╭─ Data rows
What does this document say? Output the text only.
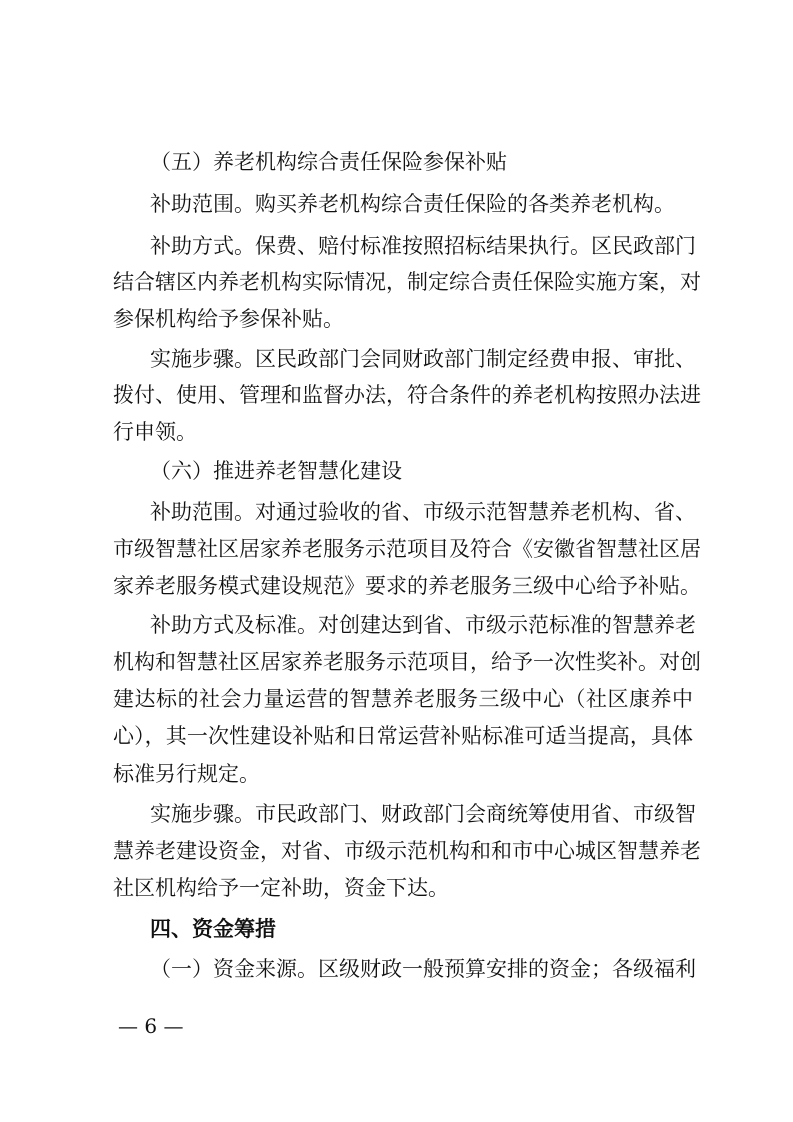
（五）养老机构综合责任保险参保补贴
补助范围。购买养老机构综合责任保险的各类养老机构。
补助方式。保费、赔付标准按照招标结果执行。区民政部门
结合辖区内养老机构实际情况，制定综合责任保险实施方案，对
参保机构给予参保补贴。
实施步骤。区民政部门会同财政部门制定经费申报、审批、
拨付、使用、管理和监督办法，符合条件的养老机构按照办法进
行申领。
（六）推进养老智慧化建设
补助范围。对通过验收的省、市级示范智慧养老机构、省、
市级智慧社区居家养老服务示范项目及符合《安徽省智慧社区居
家养老服务模式建设规范》要求的养老服务三级中心给予补贴。
补助方式及标准。对创建达到省、市级示范标准的智慧养老
机构和智慧社区居家养老服务示范项目，给予一次性奖补。对创
建达标的社会力量运营的智慧养老服务三级中心（社区康养中
心），其一次性建设补贴和日常运营补贴标准可适当提高，具体
标准另行规定。
实施步骤。市民政部门、财政部门会商统筹使用省、市级智
慧养老建设资金，对省、市级示范机构和和市中心城区智慧养老
社区机构给予一定补助，资金下达。
四、资金筹措
（一）资金来源。区级财政一般预算安排的资金；各级福利
— 6 —
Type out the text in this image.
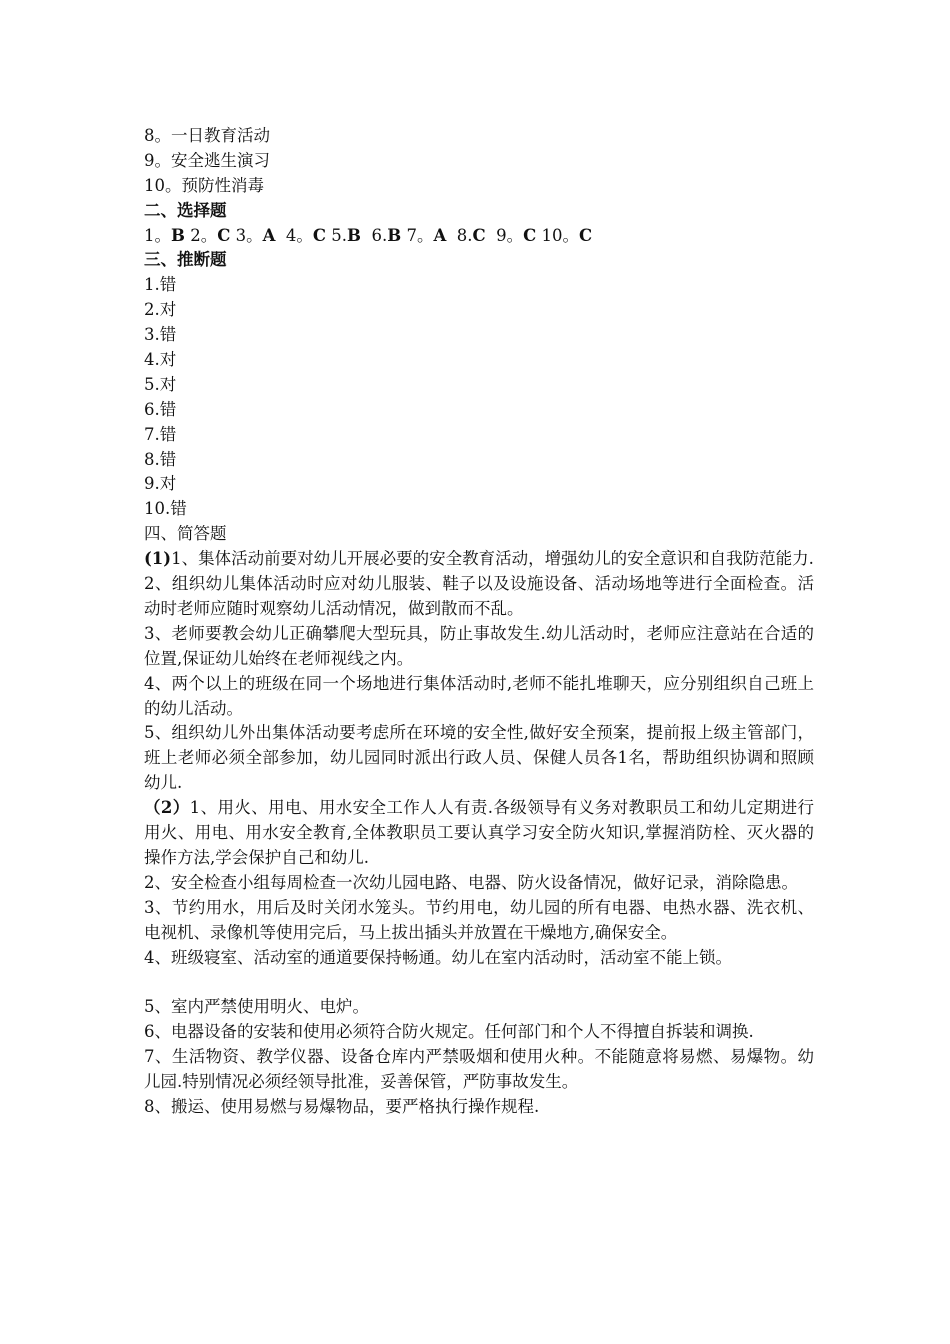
8。一日教育活动
9。安全逃生演习
10。预防性消毒
二、选择题
1。B 2。C 3。A 4。C 5.B 6.B 7。A 8.C 9。C 10。C
三、推断题
1.错
2.对
3.错
4.对
5.对
6.错
7.错
8.错
9.对
10.错
四、简答题
(1)1、集体活动前要对幼儿开展必要的安全教育活动，增强幼儿的安全意识和自我防范能力.
2、组织幼儿集体活动时应对幼儿服装、鞋子以及设施设备、活动场地等进行全面检查。活动时老师应随时观察幼儿活动情况，做到散而不乱。
3、老师要教会幼儿正确攀爬大型玩具，防止事故发生.幼儿活动时，老师应注意站在合适的位置,保证幼儿始终在老师视线之内。
4、两个以上的班级在同一个场地进行集体活动时,老师不能扎堆聊天，应分别组织自己班上的幼儿活动。
5、组织幼儿外出集体活动要考虑所在环境的安全性,做好安全预案，提前报上级主管部门，班上老师必须全部参加，幼儿园同时派出行政人员、保健人员各1名，帮助组织协调和照顾幼儿.
（2）1、用火、用电、用水安全工作人人有责.各级领导有义务对教职员工和幼儿定期进行用火、用电、用水安全教育,全体教职员工要认真学习安全防火知识,掌握消防栓、灭火器的操作方法,学会保护自己和幼儿.
2、安全检查小组每周检查一次幼儿园电路、电器、防火设备情况，做好记录，消除隐患。
3、节约用水，用后及时关闭水笼头。节约用电，幼儿园的所有电器、电热水器、洗衣机、电视机、录像机等使用完后，马上拔出插头并放置在干燥地方,确保安全。
4、班级寝室、活动室的通道要保持畅通。幼儿在室内活动时，活动室不能上锁。
5、室内严禁使用明火、电炉。
6、电器设备的安装和使用必须符合防火规定。任何部门和个人不得擅自拆装和调换.
7、生活物资、教学仪器、设备仓库内严禁吸烟和使用火种。不能随意将易燃、易爆物。幼儿园.特别情况必须经领导批准，妥善保管，严防事故发生。
8、搬运、使用易燃与易爆物品，要严格执行操作规程.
╰─
§ Stated problem:
The data should be printed again unchanged; leave its pictures out.

§ Solution to the problem:
What does this document say? Output the text only.
（五）养老机构综合责任保险参保补贴
补助范围。购买养老机构综合责任保险的各类养老机构。
补助方式。保费、赔付标准按照招标结果执行。区民政部门
结合辖区内养老机构实际情况，制定综合责任保险实施方案，对
参保机构给予参保补贴。
实施步骤。区民政部门会同财政部门制定经费申报、审批、
拨付、使用、管理和监督办法，符合条件的养老机构按照办法进
行申领。
（六）推进养老智慧化建设
补助范围。对通过验收的省、市级示范智慧养老机构、省、
市级智慧社区居家养老服务示范项目及符合《安徽省智慧社区居
家养老服务模式建设规范》要求的养老服务三级中心给予补贴。
补助方式及标准。对创建达到省、市级示范标准的智慧养老
机构和智慧社区居家养老服务示范项目，给予一次性奖补。对创
建达标的社会力量运营的智慧养老服务三级中心（社区康养中
心），其一次性建设补贴和日常运营补贴标准可适当提高，具体
标准另行规定。
实施步骤。市民政部门、财政部门会商统筹使用省、市级智
慧养老建设资金，对省、市级示范机构和和市中心城区智慧养老
社区机构给予一定补助，资金下达。
四、资金筹措
（一）资金来源。区级财政一般预算安排的资金；各级福利
— 6 —
Type out the text in this image.
8。一日教育活动
9。安全逃生演习
10。预防性消毒
二、选择题
1。B 2。C 3。A 4。C 5.B 6.B 7。A 8.C 9。C 10。C
三、推断题
1.错
2.对
3.错
4.对
5.对
6.错
7.错
8.错
9.对
10.错
四、简答题
(1)1、集体活动前要对幼儿开展必要的安全教育活动，增强幼儿的安全意识和自我防范能力.
2、组织幼儿集体活动时应对幼儿服装、鞋子以及设施设备、活动场地等进行全面检查。活动时老师应随时观察幼儿活动情况，做到散而不乱。
3、老师要教会幼儿正确攀爬大型玩具，防止事故发生.幼儿活动时，老师应注意站在合适的位置,保证幼儿始终在老师视线之内。
4、两个以上的班级在同一个场地进行集体活动时,老师不能扎堆聊天，应分别组织自己班上的幼儿活动。
5、组织幼儿外出集体活动要考虑所在环境的安全性,做好安全预案，提前报上级主管部门，班上老师必须全部参加，幼儿园同时派出行政人员、保健人员各1名，帮助组织协调和照顾幼儿.
（2）1、用火、用电、用水安全工作人人有责.各级领导有义务对教职员工和幼儿定期进行用火、用电、用水安全教育,全体教职员工要认真学习安全防火知识,掌握消防栓、灭火器的操作方法,学会保护自己和幼儿.
2、安全检查小组每周检查一次幼儿园电路、电器、防火设备情况，做好记录，消除隐患。
3、节约用水，用后及时关闭水笼头。节约用电，幼儿园的所有电器、电热水器、洗衣机、电视机、录像机等使用完后，马上拔出插头并放置在干燥地方,确保安全。
4、班级寝室、活动室的通道要保持畅通。幼儿在室内活动时，活动室不能上锁。
5、室内严禁使用明火、电炉。
6、电器设备的安装和使用必须符合防火规定。任何部门和个人不得擅自拆装和调换.
7、生活物资、教学仪器、设备仓库内严禁吸烟和使用火种。不能随意将易燃、易爆物。幼儿园.特别情况必须经领导批准，妥善保管，严防事故发生。
8、搬运、使用易燃与易爆物品，要严格执行操作规程.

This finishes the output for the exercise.